--- start EXTRACT PROVIDED ---
193 Laws of Attraction

Okay, I promised I would have an explanation for you! (Read the previous post, for some background.) And the words you will read are ones I wrote when I was in a weird, emotional slump but I am very, very okay now. Decided to publish this post anyway because didn’t want to seem dishonest. So there! Also, the question above is one I ask with candor, with a grin on my face… As I am curious. Genuinely! Tell you what I think, that I’ll have this BLOG forever. But is that too presumptuous of me? That’s why, tell me about your babies and what you think of them, where they will be, how they would grow, etc. Sorry to get all interview-ie on you.

And now, here’s the emotional slumping (written two days ago + saved it as a draft): Well, most of it! (Don’t hate!) Put it in quotes for your benefit. Too much of blah-blah, and gah-gah but couldn’t bring myself to scrap some sentences for the sake of being true to one’s self. 

“There’s so much I want to do with this space but once again, I feel at a loss of words! (Even considered playing on the words in the title and calling the post, Loss of Attraction.) For the longest time ever, I haven’t been able to write, here. Haven’t been taking pictures of the products I’ve bought, all of my new clothes, shoes, nothing, NADA. Why? It’s the worst sort of emotional slump, taking abode in my brain and body. I think it will change, soon. I can’t not write, anymore, right? It happens to the best of us. I think! How are you? Ooh, btw, I am proud to say that I have edited and added details for all the PAGES on my blog. Good work on my part, yes?
--- end EXTRACT PROVIDED ---
§ THE TASKS:
[1] Write out the blog post's passage between "Okay, I promised" and "interview-ie on you.", inclusive, switching "candor" to "honesty".
[2] Translate this sentence from the blog post into French: "It happens to the best of us."
None of the saved entries that come next are needed.
--- start DATASET ENTRIES ---
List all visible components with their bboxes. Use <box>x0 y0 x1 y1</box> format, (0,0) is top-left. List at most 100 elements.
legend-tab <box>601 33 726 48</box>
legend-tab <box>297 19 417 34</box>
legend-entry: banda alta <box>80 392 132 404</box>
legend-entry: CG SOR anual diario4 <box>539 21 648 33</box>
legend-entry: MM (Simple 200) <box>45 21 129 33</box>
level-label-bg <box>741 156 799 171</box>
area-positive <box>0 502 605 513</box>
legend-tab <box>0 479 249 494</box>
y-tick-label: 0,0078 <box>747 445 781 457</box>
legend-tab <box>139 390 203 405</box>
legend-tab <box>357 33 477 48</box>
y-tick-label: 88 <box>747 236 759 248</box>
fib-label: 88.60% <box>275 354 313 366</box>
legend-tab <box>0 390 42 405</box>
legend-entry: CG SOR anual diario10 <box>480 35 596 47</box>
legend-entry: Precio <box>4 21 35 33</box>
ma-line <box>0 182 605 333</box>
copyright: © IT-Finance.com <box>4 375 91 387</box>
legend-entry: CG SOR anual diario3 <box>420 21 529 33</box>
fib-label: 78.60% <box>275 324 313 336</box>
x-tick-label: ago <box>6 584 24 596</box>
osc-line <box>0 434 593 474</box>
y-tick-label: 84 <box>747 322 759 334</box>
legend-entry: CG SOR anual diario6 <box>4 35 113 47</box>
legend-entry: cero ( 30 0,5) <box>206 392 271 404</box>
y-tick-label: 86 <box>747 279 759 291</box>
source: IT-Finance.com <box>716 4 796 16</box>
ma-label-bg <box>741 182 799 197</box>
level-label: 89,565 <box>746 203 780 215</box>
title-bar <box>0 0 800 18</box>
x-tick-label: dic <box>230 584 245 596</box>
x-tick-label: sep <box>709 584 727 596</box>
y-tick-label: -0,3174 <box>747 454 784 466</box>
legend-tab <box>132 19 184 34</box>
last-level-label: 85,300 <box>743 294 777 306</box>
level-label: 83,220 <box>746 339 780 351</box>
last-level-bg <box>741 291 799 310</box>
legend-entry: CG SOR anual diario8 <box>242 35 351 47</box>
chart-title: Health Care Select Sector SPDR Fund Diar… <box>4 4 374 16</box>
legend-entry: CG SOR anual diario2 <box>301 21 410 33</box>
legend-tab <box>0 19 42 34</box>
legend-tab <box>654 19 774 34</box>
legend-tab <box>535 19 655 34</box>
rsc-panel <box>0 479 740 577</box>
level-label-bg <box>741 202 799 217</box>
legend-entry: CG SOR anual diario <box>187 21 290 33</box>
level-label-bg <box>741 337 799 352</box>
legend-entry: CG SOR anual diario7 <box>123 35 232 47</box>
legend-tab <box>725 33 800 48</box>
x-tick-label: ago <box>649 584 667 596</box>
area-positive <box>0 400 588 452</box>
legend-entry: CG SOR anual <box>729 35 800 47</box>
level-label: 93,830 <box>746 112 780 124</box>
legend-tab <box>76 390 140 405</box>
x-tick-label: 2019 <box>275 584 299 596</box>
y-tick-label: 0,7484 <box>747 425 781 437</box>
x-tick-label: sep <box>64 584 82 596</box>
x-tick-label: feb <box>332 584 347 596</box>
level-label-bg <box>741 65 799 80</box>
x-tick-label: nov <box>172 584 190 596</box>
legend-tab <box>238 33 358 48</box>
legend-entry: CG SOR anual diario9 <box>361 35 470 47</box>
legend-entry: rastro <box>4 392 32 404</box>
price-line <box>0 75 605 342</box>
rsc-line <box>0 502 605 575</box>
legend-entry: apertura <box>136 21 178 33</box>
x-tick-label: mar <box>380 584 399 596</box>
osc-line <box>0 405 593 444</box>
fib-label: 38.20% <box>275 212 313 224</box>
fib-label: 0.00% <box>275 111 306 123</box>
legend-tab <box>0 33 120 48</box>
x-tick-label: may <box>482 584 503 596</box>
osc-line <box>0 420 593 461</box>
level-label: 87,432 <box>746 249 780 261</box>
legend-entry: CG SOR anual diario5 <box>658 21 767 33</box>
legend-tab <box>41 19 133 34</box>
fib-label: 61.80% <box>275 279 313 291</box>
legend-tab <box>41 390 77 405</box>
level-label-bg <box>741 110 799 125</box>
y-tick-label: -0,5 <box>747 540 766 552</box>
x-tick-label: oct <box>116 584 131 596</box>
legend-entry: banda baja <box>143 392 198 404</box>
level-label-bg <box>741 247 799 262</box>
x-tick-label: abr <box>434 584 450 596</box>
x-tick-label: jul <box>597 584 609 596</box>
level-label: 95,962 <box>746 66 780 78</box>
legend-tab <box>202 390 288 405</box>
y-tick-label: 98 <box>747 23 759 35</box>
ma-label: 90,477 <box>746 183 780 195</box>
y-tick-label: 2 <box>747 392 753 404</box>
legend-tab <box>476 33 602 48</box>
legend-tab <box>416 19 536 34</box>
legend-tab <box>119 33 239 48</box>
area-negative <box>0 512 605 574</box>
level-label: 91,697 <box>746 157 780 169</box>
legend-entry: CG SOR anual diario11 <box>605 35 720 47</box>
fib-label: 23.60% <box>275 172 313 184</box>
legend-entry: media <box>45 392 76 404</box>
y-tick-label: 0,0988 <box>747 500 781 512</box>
--- end DATASET ENTRIES ---
§ FULL ANSWERS:
[1]
Okay, I promised I would have an explanation for you! (Read the previous post, for some background.) And the words you will read are ones I wrote when I was in a weird, emotional slump but I am very, very okay now. Decided to publish this post anyway because didn’t want to seem dishonest. So there! Also, the question above is one I ask with honesty, with a grin on my face… As I am curious. Genuinely! Tell you what I think, that I’ll have this BLOG forever. But is that too presumptuous of me? That’s why, tell me about your babies and what you think of them, where they will be, how they would grow, etc. Sorry to get all interview-ie on you.

[2] Ça arrive aux meilleurs d'entre nous.